→ Problem statement
Repeat all the records exactly, omitting pictures.

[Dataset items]
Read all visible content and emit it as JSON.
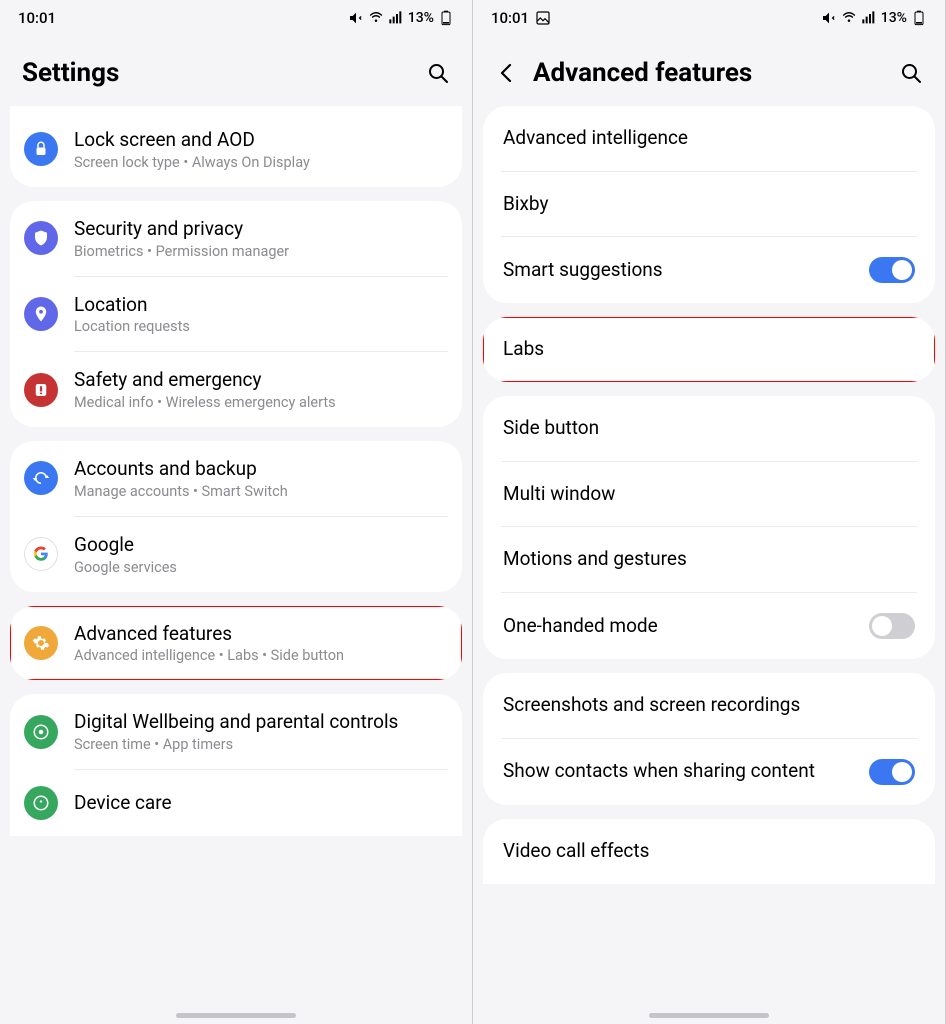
{
  "status": {
    "time": "10:01",
    "battery": "13%"
  },
  "left": {
    "title": "Settings",
    "groups": [
      [
        {
          "icon": "lock",
          "bg": "#3a77f1",
          "title": "Lock screen and AOD",
          "sub": "Screen lock type  •  Always On Display"
        }
      ],
      [
        {
          "icon": "shield",
          "bg": "#6067e8",
          "title": "Security and privacy",
          "sub": "Biometrics  •  Permission manager"
        },
        {
          "icon": "pin",
          "bg": "#6067e8",
          "title": "Location",
          "sub": "Location requests"
        },
        {
          "icon": "alert",
          "bg": "#c53433",
          "title": "Safety and emergency",
          "sub": "Medical info  •  Wireless emergency alerts"
        }
      ],
      [
        {
          "icon": "sync",
          "bg": "#3a77f1",
          "title": "Accounts and backup",
          "sub": "Manage accounts  •  Smart Switch"
        },
        {
          "icon": "g",
          "bg": "#ffffff",
          "title": "Google",
          "sub": "Google services"
        }
      ],
      [
        {
          "icon": "gear",
          "bg": "#f0a83a",
          "title": "Advanced features",
          "sub": "Advanced intelligence  •  Labs  •  Side button",
          "highlight": true
        }
      ],
      [
        {
          "icon": "wellbeing",
          "bg": "#36a75e",
          "title": "Digital Wellbeing and parental controls",
          "sub": "Screen time  •  App timers"
        },
        {
          "icon": "care",
          "bg": "#36a75e",
          "title": "Device care",
          "sub": ""
        }
      ]
    ]
  },
  "right": {
    "title": "Advanced features",
    "groups": [
      [
        {
          "title": "Advanced intelligence"
        },
        {
          "title": "Bixby"
        },
        {
          "title": "Smart suggestions",
          "toggle": "on"
        }
      ],
      [
        {
          "title": "Labs",
          "highlight": true
        }
      ],
      [
        {
          "title": "Side button"
        },
        {
          "title": "Multi window"
        },
        {
          "title": "Motions and gestures"
        },
        {
          "title": "One-handed mode",
          "toggle": "off"
        }
      ],
      [
        {
          "title": "Screenshots and screen recordings"
        },
        {
          "title": "Show contacts when sharing content",
          "toggle": "on"
        }
      ],
      [
        {
          "title": "Video call effects"
        }
      ]
    ]
  }
}
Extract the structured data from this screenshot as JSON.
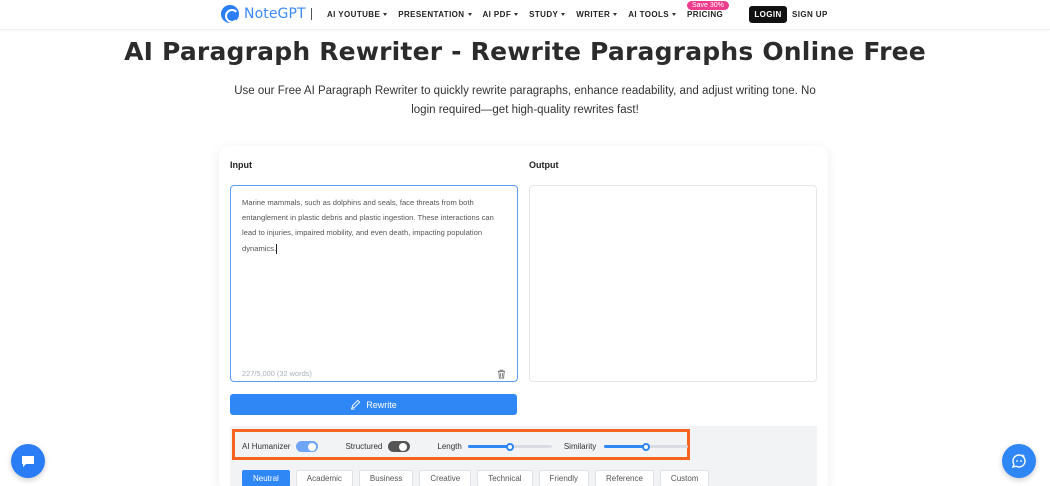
{
  "header": {
    "logo_text": "NoteGPT",
    "nav": [
      {
        "label": "AI YOUTUBE"
      },
      {
        "label": "PRESENTATION"
      },
      {
        "label": "AI PDF"
      },
      {
        "label": "STUDY"
      },
      {
        "label": "WRITER"
      },
      {
        "label": "AI TOOLS"
      },
      {
        "label": "PRICING"
      }
    ],
    "pricing_badge": "Save 30%",
    "login_label": "LOGIN",
    "signup_label": "SIGN UP"
  },
  "hero": {
    "title": "AI Paragraph Rewriter - Rewrite Paragraphs Online Free",
    "subtitle": "Use our Free AI Paragraph Rewriter to quickly rewrite paragraphs, enhance readability, and adjust writing tone. No login required—get high-quality rewrites fast!"
  },
  "editor": {
    "input_label": "Input",
    "output_label": "Output",
    "input_text": "Marine mammals, such as dolphins and seals, face threats from both entanglement in plastic debris and plastic ingestion. These interactions can lead to injuries, impaired mobility, and even death, impacting population dynamics.",
    "char_count": "227/5,000 (32 words)",
    "rewrite_label": "Rewrite"
  },
  "options": {
    "ai_humanizer_label": "AI Humanizer",
    "ai_humanizer_on": true,
    "structured_label": "Structured",
    "structured_on": false,
    "length_label": "Length",
    "length_level": 0.5,
    "similarity_label": "Similarity",
    "similarity_level": 0.5
  },
  "tones": [
    {
      "label": "Neutral",
      "active": true
    },
    {
      "label": "Academic",
      "active": false
    },
    {
      "label": "Business",
      "active": false
    },
    {
      "label": "Creative",
      "active": false
    },
    {
      "label": "Technical",
      "active": false
    },
    {
      "label": "Friendly",
      "active": false
    },
    {
      "label": "Reference",
      "active": false
    },
    {
      "label": "Custom",
      "active": false
    }
  ],
  "icons": {
    "chat": "chat-icon",
    "assistant": "assistant-icon",
    "trash": "trash-icon",
    "rewrite": "rewrite-icon"
  },
  "colors": {
    "accent": "#2f86f5",
    "highlight": "#f4641e",
    "badge": "#ee3d8d"
  }
}
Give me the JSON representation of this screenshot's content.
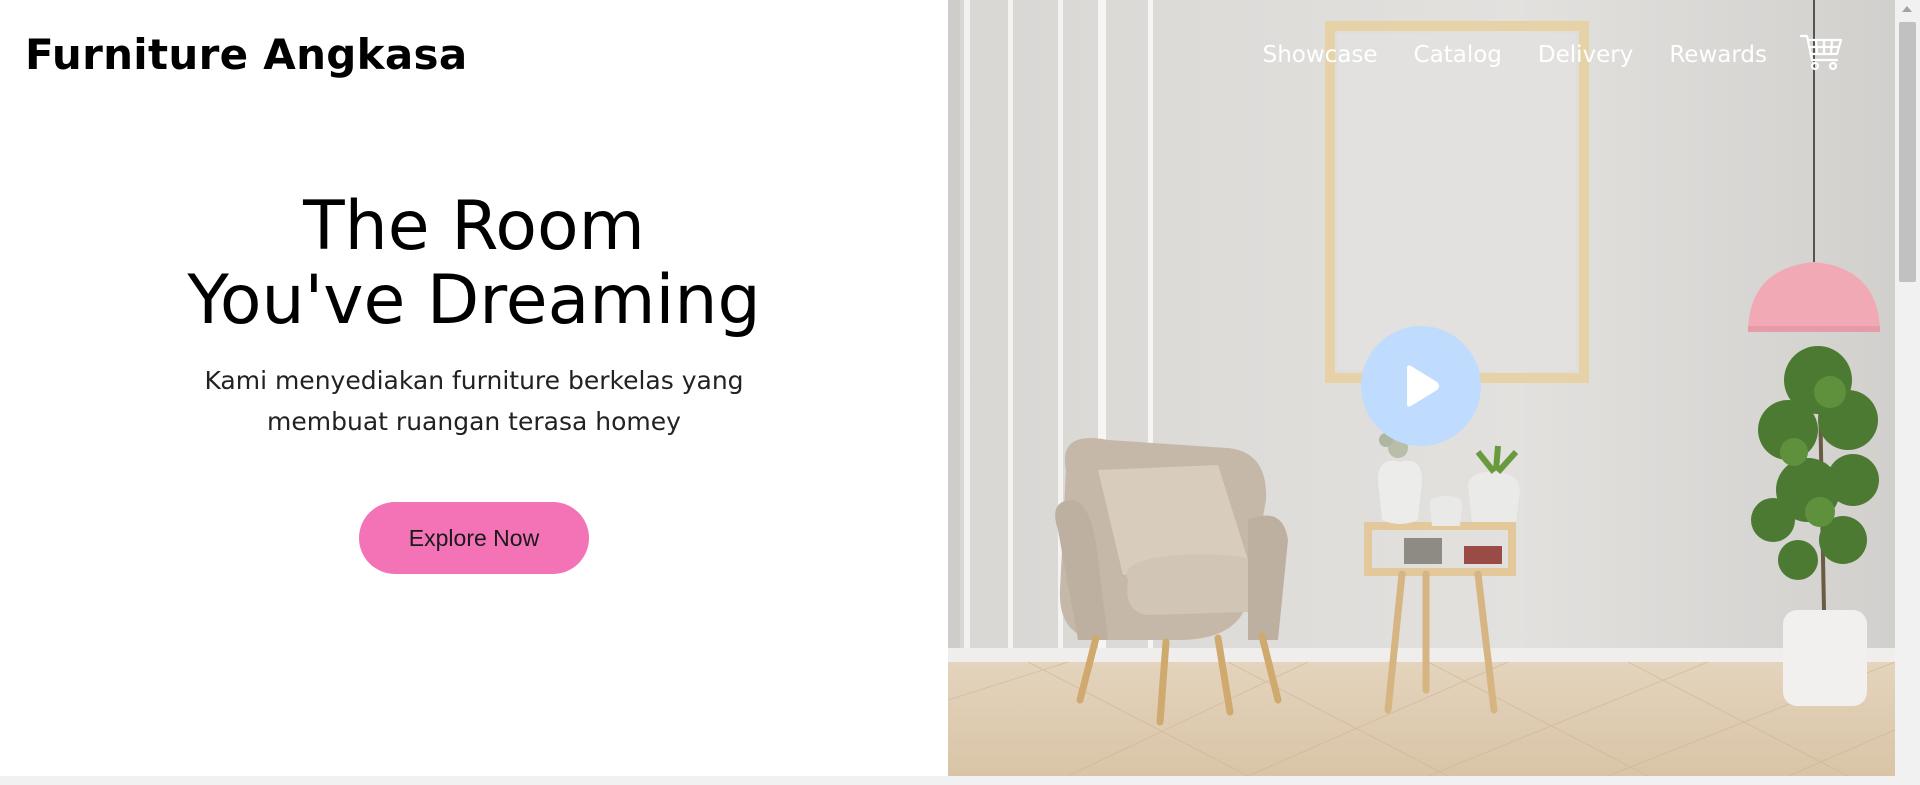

→ Written answer
Read all visible content and emit it as JSON.
{
  "status": {
    "time": "10:01",
    "battery": "13%"
  },
  "left": {
    "title": "Settings",
    "groups": [
      [
        {
          "icon": "lock",
          "bg": "#3a77f1",
          "title": "Lock screen and AOD",
          "sub": "Screen lock type  •  Always On Display"
        }
      ],
      [
        {
          "icon": "shield",
          "bg": "#6067e8",
          "title": "Security and privacy",
          "sub": "Biometrics  •  Permission manager"
        },
        {
          "icon": "pin",
          "bg": "#6067e8",
          "title": "Location",
          "sub": "Location requests"
        },
        {
          "icon": "alert",
          "bg": "#c53433",
          "title": "Safety and emergency",
          "sub": "Medical info  •  Wireless emergency alerts"
        }
      ],
      [
        {
          "icon": "sync",
          "bg": "#3a77f1",
          "title": "Accounts and backup",
          "sub": "Manage accounts  •  Smart Switch"
        },
        {
          "icon": "g",
          "bg": "#ffffff",
          "title": "Google",
          "sub": "Google services"
        }
      ],
      [
        {
          "icon": "gear",
          "bg": "#f0a83a",
          "title": "Advanced features",
          "sub": "Advanced intelligence  •  Labs  •  Side button",
          "highlight": true
        }
      ],
      [
        {
          "icon": "wellbeing",
          "bg": "#36a75e",
          "title": "Digital Wellbeing and parental controls",
          "sub": "Screen time  •  App timers"
        },
        {
          "icon": "care",
          "bg": "#36a75e",
          "title": "Device care",
          "sub": ""
        }
      ]
    ]
  },
  "right": {
    "title": "Advanced features",
    "groups": [
      [
        {
          "title": "Advanced intelligence"
        },
        {
          "title": "Bixby"
        },
        {
          "title": "Smart suggestions",
          "toggle": "on"
        }
      ],
      [
        {
          "title": "Labs",
          "highlight": true
        }
      ],
      [
        {
          "title": "Side button"
        },
        {
          "title": "Multi window"
        },
        {
          "title": "Motions and gestures"
        },
        {
          "title": "One-handed mode",
          "toggle": "off"
        }
      ],
      [
        {
          "title": "Screenshots and screen recordings"
        },
        {
          "title": "Show contacts when sharing content",
          "toggle": "on"
        }
      ],
      [
        {
          "title": "Video call effects"
        }
      ]
    ]
  }
}
Extract the structured data from this screenshot as JSON.
{
  "header": {
    "logo_text": "NoteGPT",
    "nav": [
      {
        "label": "AI YOUTUBE"
      },
      {
        "label": "PRESENTATION"
      },
      {
        "label": "AI PDF"
      },
      {
        "label": "STUDY"
      },
      {
        "label": "WRITER"
      },
      {
        "label": "AI TOOLS"
      },
      {
        "label": "PRICING"
      }
    ],
    "pricing_badge": "Save 30%",
    "login_label": "LOGIN",
    "signup_label": "SIGN UP"
  },
  "hero": {
    "title": "AI Paragraph Rewriter - Rewrite Paragraphs Online Free",
    "subtitle": "Use our Free AI Paragraph Rewriter to quickly rewrite paragraphs, enhance readability, and adjust writing tone. No login required—get high-quality rewrites fast!"
  },
  "editor": {
    "input_label": "Input",
    "output_label": "Output",
    "input_text": "Marine mammals, such as dolphins and seals, face threats from both entanglement in plastic debris and plastic ingestion. These interactions can lead to injuries, impaired mobility, and even death, impacting population dynamics.",
    "char_count": "227/5,000 (32 words)",
    "rewrite_label": "Rewrite"
  },
  "options": {
    "ai_humanizer_label": "AI Humanizer",
    "ai_humanizer_on": true,
    "structured_label": "Structured",
    "structured_on": false,
    "length_label": "Length",
    "length_level": 0.5,
    "similarity_label": "Similarity",
    "similarity_level": 0.5
  },
  "tones": [
    {
      "label": "Neutral",
      "active": true
    },
    {
      "label": "Academic",
      "active": false
    },
    {
      "label": "Business",
      "active": false
    },
    {
      "label": "Creative",
      "active": false
    },
    {
      "label": "Technical",
      "active": false
    },
    {
      "label": "Friendly",
      "active": false
    },
    {
      "label": "Reference",
      "active": false
    },
    {
      "label": "Custom",
      "active": false
    }
  ],
  "icons": {
    "chat": "chat-icon",
    "assistant": "assistant-icon",
    "trash": "trash-icon",
    "rewrite": "rewrite-icon"
  },
  "colors": {
    "accent": "#2f86f5",
    "highlight": "#f4641e",
    "badge": "#ee3d8d"
  }
}
Give me the JSON representation of this screenshot's content.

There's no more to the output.